-- Written request --
Work out how many lines of the listing hold "Price", then state only that count.

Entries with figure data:
*****

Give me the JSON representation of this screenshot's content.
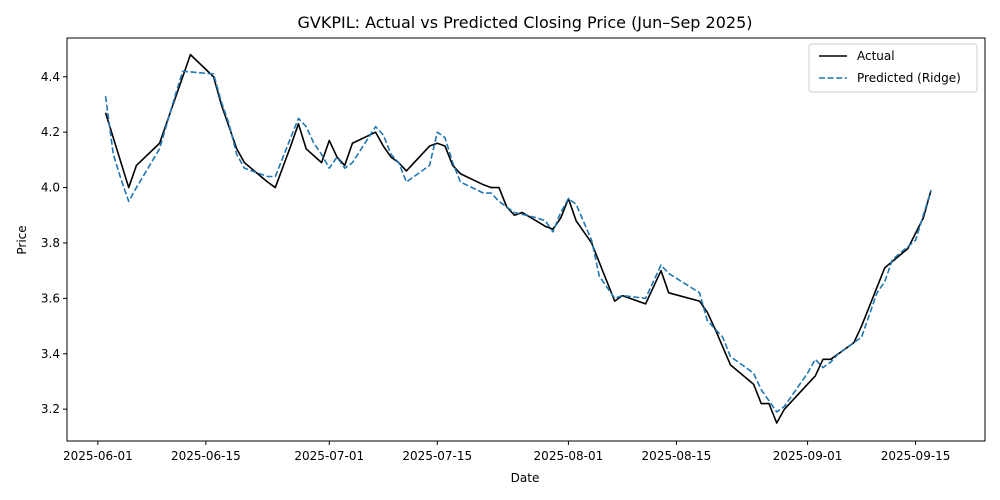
{
  "chart_data": {
    "type": "line",
    "title": "GVKPIL: Actual vs Predicted Closing Price (Jun–Sep 2025)",
    "xlabel": "Date",
    "ylabel": "Price",
    "xlim": [
      "2025-05-28",
      "2025-09-24"
    ],
    "ylim": [
      3.085,
      4.54
    ],
    "x_ticks": [
      "2025-06-01",
      "2025-06-15",
      "2025-07-01",
      "2025-07-15",
      "2025-08-01",
      "2025-08-15",
      "2025-09-01",
      "2025-09-15"
    ],
    "y_ticks": [
      3.2,
      3.4,
      3.6,
      3.8,
      4.0,
      4.2,
      4.4
    ],
    "y_tick_labels": [
      "3.2",
      "3.4",
      "3.6",
      "3.8",
      "4.0",
      "4.2",
      "4.4"
    ],
    "grid": false,
    "legend_position": "top-right",
    "series": [
      {
        "name": "Actual",
        "color": "#000000",
        "style": "solid",
        "points": [
          [
            "2025-06-02",
            4.27
          ],
          [
            "2025-06-05",
            4.0
          ],
          [
            "2025-06-06",
            4.08
          ],
          [
            "2025-06-09",
            4.16
          ],
          [
            "2025-06-13",
            4.48
          ],
          [
            "2025-06-16",
            4.4
          ],
          [
            "2025-06-17",
            4.3
          ],
          [
            "2025-06-19",
            4.14
          ],
          [
            "2025-06-20",
            4.09
          ],
          [
            "2025-06-23",
            4.02
          ],
          [
            "2025-06-24",
            4.0
          ],
          [
            "2025-06-26",
            4.15
          ],
          [
            "2025-06-27",
            4.23
          ],
          [
            "2025-06-28",
            4.14
          ],
          [
            "2025-06-30",
            4.09
          ],
          [
            "2025-07-01",
            4.17
          ],
          [
            "2025-07-02",
            4.11
          ],
          [
            "2025-07-03",
            4.08
          ],
          [
            "2025-07-04",
            4.16
          ],
          [
            "2025-07-07",
            4.2
          ],
          [
            "2025-07-08",
            4.15
          ],
          [
            "2025-07-09",
            4.11
          ],
          [
            "2025-07-10",
            4.09
          ],
          [
            "2025-07-11",
            4.06
          ],
          [
            "2025-07-14",
            4.15
          ],
          [
            "2025-07-15",
            4.16
          ],
          [
            "2025-07-16",
            4.15
          ],
          [
            "2025-07-17",
            4.08
          ],
          [
            "2025-07-18",
            4.05
          ],
          [
            "2025-07-21",
            4.01
          ],
          [
            "2025-07-22",
            4.0
          ],
          [
            "2025-07-23",
            4.0
          ],
          [
            "2025-07-24",
            3.93
          ],
          [
            "2025-07-25",
            3.9
          ],
          [
            "2025-07-26",
            3.91
          ],
          [
            "2025-07-29",
            3.86
          ],
          [
            "2025-07-30",
            3.85
          ],
          [
            "2025-07-31",
            3.89
          ],
          [
            "2025-08-01",
            3.96
          ],
          [
            "2025-08-02",
            3.88
          ],
          [
            "2025-08-04",
            3.8
          ],
          [
            "2025-08-07",
            3.59
          ],
          [
            "2025-08-08",
            3.61
          ],
          [
            "2025-08-11",
            3.58
          ],
          [
            "2025-08-13",
            3.7
          ],
          [
            "2025-08-14",
            3.62
          ],
          [
            "2025-08-18",
            3.59
          ],
          [
            "2025-08-19",
            3.55
          ],
          [
            "2025-08-20",
            3.49
          ],
          [
            "2025-08-22",
            3.36
          ],
          [
            "2025-08-25",
            3.29
          ],
          [
            "2025-08-26",
            3.22
          ],
          [
            "2025-08-27",
            3.22
          ],
          [
            "2025-08-28",
            3.15
          ],
          [
            "2025-08-29",
            3.2
          ],
          [
            "2025-09-01",
            3.29
          ],
          [
            "2025-09-02",
            3.32
          ],
          [
            "2025-09-03",
            3.38
          ],
          [
            "2025-09-04",
            3.38
          ],
          [
            "2025-09-07",
            3.44
          ],
          [
            "2025-09-08",
            3.5
          ],
          [
            "2025-09-11",
            3.71
          ],
          [
            "2025-09-14",
            3.78
          ],
          [
            "2025-09-16",
            3.89
          ],
          [
            "2025-09-17",
            3.99
          ]
        ]
      },
      {
        "name": "Predicted (Ridge)",
        "color": "#1f77b4",
        "style": "dashed",
        "points": [
          [
            "2025-06-02",
            4.33
          ],
          [
            "2025-06-03",
            4.12
          ],
          [
            "2025-06-04",
            4.03
          ],
          [
            "2025-06-05",
            3.95
          ],
          [
            "2025-06-06",
            4.0
          ],
          [
            "2025-06-09",
            4.14
          ],
          [
            "2025-06-11",
            4.33
          ],
          [
            "2025-06-12",
            4.42
          ],
          [
            "2025-06-16",
            4.41
          ],
          [
            "2025-06-17",
            4.31
          ],
          [
            "2025-06-18",
            4.23
          ],
          [
            "2025-06-19",
            4.12
          ],
          [
            "2025-06-20",
            4.07
          ],
          [
            "2025-06-23",
            4.04
          ],
          [
            "2025-06-24",
            4.04
          ],
          [
            "2025-06-25",
            4.11
          ],
          [
            "2025-06-26",
            4.18
          ],
          [
            "2025-06-27",
            4.25
          ],
          [
            "2025-06-28",
            4.22
          ],
          [
            "2025-06-29",
            4.16
          ],
          [
            "2025-06-30",
            4.12
          ],
          [
            "2025-07-01",
            4.07
          ],
          [
            "2025-07-02",
            4.11
          ],
          [
            "2025-07-03",
            4.07
          ],
          [
            "2025-07-04",
            4.09
          ],
          [
            "2025-07-07",
            4.22
          ],
          [
            "2025-07-08",
            4.19
          ],
          [
            "2025-07-09",
            4.12
          ],
          [
            "2025-07-10",
            4.09
          ],
          [
            "2025-07-11",
            4.02
          ],
          [
            "2025-07-14",
            4.08
          ],
          [
            "2025-07-15",
            4.2
          ],
          [
            "2025-07-16",
            4.18
          ],
          [
            "2025-07-17",
            4.09
          ],
          [
            "2025-07-18",
            4.02
          ],
          [
            "2025-07-21",
            3.98
          ],
          [
            "2025-07-22",
            3.98
          ],
          [
            "2025-07-23",
            3.95
          ],
          [
            "2025-07-25",
            3.91
          ],
          [
            "2025-07-28",
            3.89
          ],
          [
            "2025-07-29",
            3.88
          ],
          [
            "2025-07-30",
            3.84
          ],
          [
            "2025-07-31",
            3.91
          ],
          [
            "2025-08-01",
            3.96
          ],
          [
            "2025-08-02",
            3.94
          ],
          [
            "2025-08-04",
            3.81
          ],
          [
            "2025-08-05",
            3.68
          ],
          [
            "2025-08-07",
            3.6
          ],
          [
            "2025-08-08",
            3.61
          ],
          [
            "2025-08-11",
            3.6
          ],
          [
            "2025-08-13",
            3.72
          ],
          [
            "2025-08-14",
            3.69
          ],
          [
            "2025-08-18",
            3.62
          ],
          [
            "2025-08-19",
            3.52
          ],
          [
            "2025-08-21",
            3.46
          ],
          [
            "2025-08-22",
            3.39
          ],
          [
            "2025-08-25",
            3.33
          ],
          [
            "2025-08-26",
            3.27
          ],
          [
            "2025-08-27",
            3.23
          ],
          [
            "2025-08-28",
            3.19
          ],
          [
            "2025-08-29",
            3.21
          ],
          [
            "2025-08-31",
            3.29
          ],
          [
            "2025-09-01",
            3.33
          ],
          [
            "2025-09-02",
            3.38
          ],
          [
            "2025-09-03",
            3.35
          ],
          [
            "2025-09-04",
            3.37
          ],
          [
            "2025-09-05",
            3.4
          ],
          [
            "2025-09-07",
            3.44
          ],
          [
            "2025-09-08",
            3.46
          ],
          [
            "2025-09-09",
            3.54
          ],
          [
            "2025-09-10",
            3.62
          ],
          [
            "2025-09-11",
            3.66
          ],
          [
            "2025-09-12",
            3.74
          ],
          [
            "2025-09-15",
            3.81
          ],
          [
            "2025-09-17",
            3.99
          ]
        ]
      }
    ]
  }
}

*****

-- Correct result --
2